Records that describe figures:
* BEGIN *
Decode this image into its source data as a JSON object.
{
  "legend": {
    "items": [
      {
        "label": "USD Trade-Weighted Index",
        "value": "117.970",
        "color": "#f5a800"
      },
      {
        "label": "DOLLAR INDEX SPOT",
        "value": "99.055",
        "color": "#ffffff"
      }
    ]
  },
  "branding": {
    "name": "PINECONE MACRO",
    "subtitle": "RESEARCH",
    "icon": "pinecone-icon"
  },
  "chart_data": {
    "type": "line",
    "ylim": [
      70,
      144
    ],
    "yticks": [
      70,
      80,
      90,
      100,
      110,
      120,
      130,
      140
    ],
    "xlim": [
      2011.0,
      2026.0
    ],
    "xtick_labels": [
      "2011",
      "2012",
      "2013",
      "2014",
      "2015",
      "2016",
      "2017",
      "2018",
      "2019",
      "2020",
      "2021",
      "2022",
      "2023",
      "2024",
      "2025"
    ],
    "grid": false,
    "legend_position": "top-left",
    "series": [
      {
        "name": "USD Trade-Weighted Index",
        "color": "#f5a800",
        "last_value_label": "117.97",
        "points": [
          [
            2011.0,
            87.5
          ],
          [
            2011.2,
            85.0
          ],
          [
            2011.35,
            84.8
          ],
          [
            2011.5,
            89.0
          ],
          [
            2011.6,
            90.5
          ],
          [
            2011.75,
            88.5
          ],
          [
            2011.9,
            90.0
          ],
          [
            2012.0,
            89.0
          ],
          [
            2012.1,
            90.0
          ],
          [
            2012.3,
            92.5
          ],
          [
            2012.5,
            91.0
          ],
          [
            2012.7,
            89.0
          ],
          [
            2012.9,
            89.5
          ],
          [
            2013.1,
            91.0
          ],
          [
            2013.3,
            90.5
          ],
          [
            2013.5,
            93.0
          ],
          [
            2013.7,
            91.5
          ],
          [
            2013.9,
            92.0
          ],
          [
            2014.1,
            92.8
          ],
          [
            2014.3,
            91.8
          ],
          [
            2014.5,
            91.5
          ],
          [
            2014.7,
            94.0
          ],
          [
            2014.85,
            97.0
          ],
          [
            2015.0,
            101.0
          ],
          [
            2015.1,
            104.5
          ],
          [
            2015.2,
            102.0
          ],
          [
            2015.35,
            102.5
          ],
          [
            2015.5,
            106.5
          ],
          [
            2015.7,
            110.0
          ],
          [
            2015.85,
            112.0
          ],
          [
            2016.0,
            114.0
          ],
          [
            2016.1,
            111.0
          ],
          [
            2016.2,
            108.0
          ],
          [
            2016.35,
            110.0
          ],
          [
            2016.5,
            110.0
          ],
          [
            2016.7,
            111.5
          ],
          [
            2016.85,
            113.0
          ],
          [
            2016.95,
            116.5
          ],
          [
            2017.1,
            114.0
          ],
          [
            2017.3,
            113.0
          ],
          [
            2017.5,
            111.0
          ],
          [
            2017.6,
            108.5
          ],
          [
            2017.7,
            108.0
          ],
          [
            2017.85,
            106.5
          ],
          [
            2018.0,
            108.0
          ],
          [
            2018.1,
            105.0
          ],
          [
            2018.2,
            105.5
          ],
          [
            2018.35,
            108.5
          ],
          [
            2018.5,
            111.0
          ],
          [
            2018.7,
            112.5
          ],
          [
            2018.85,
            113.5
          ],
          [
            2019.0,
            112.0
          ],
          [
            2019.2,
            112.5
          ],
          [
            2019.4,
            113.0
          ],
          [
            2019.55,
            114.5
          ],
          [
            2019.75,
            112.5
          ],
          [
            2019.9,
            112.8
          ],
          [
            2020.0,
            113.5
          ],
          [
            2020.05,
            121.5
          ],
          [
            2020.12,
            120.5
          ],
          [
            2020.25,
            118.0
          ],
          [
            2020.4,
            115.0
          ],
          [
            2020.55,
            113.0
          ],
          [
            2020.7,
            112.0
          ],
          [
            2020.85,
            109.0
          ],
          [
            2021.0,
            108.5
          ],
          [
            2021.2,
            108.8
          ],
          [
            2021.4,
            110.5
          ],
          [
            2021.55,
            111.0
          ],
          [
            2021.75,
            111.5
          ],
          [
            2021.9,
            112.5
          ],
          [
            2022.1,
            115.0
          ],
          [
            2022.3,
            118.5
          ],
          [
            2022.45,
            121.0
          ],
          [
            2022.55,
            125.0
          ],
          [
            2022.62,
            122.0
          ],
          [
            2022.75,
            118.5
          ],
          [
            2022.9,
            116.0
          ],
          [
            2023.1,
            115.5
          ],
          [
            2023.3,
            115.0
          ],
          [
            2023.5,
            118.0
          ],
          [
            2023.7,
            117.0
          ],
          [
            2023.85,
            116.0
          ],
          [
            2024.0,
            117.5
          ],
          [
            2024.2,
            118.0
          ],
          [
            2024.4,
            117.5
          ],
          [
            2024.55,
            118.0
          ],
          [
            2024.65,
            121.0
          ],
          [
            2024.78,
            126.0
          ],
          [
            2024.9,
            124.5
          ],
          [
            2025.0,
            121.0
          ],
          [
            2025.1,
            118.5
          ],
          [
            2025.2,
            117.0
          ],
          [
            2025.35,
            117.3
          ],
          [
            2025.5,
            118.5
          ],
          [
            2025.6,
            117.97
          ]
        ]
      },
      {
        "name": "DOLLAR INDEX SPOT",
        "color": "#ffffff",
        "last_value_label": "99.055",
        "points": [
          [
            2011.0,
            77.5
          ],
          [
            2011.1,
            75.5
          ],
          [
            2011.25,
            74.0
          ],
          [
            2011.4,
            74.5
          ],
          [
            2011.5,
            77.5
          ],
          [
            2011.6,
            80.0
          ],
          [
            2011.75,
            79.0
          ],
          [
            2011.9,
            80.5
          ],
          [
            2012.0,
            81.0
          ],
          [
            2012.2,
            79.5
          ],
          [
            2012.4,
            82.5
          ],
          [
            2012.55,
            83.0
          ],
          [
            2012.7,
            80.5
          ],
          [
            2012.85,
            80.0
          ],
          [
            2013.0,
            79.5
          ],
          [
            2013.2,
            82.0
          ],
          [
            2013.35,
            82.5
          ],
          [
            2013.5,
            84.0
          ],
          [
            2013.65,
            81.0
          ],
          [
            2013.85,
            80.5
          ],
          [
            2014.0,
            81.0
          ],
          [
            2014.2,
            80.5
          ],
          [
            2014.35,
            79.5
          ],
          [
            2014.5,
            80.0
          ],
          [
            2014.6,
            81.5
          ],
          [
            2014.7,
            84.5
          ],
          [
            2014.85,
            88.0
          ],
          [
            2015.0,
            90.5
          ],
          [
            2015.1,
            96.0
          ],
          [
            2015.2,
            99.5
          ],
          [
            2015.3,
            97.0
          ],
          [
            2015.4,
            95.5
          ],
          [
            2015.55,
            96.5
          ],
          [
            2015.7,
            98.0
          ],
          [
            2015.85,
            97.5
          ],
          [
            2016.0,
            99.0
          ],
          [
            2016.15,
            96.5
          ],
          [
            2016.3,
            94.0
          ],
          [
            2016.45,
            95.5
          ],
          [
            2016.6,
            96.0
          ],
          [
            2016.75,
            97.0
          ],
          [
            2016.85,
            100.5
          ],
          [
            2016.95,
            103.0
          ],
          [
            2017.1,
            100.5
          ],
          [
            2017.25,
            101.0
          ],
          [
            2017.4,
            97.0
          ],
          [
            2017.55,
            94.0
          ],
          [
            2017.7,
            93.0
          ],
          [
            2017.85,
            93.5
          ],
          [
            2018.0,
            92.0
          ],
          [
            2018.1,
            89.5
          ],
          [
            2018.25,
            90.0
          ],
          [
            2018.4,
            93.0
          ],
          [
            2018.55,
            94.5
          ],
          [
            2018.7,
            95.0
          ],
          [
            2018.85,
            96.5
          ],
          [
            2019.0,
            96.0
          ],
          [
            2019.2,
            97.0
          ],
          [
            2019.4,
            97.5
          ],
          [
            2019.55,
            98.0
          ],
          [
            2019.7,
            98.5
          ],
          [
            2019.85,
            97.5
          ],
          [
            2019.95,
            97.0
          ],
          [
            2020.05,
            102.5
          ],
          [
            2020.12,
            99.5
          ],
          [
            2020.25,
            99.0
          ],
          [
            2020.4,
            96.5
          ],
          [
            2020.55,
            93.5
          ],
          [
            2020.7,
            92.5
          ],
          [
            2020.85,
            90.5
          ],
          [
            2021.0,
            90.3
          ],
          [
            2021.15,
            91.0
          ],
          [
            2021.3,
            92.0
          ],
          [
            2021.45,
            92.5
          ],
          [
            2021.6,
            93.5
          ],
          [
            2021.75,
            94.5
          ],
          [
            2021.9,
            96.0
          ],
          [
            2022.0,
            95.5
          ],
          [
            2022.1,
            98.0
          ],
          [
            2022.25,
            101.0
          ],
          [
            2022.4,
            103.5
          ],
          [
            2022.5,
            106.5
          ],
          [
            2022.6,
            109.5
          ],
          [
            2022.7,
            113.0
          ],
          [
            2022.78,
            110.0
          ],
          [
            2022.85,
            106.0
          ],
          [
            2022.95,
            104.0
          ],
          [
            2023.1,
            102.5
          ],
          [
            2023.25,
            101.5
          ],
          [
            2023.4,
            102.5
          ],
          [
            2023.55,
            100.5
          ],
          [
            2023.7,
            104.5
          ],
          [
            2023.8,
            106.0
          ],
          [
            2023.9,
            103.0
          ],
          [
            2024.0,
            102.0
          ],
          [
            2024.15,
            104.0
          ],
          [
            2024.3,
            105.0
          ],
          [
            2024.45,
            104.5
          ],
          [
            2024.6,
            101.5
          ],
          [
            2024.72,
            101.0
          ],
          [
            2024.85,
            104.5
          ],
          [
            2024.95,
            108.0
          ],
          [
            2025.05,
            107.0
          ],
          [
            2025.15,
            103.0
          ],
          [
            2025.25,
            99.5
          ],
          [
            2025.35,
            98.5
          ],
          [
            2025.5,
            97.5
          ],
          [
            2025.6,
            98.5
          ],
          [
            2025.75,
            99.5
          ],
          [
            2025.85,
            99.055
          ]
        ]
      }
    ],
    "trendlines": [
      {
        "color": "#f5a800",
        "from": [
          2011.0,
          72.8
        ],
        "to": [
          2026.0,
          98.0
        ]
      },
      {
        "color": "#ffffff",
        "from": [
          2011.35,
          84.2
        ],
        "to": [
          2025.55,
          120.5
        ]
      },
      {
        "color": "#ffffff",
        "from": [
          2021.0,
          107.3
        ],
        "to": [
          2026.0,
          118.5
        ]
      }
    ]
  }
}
* END *
# INSTRUCTION
Take each line of the material that contains the word "Weighted" and list it.

# OUTPUT
        "label": "USD Trade-Weighted Index",
        "name": "USD Trade-Weighted Index",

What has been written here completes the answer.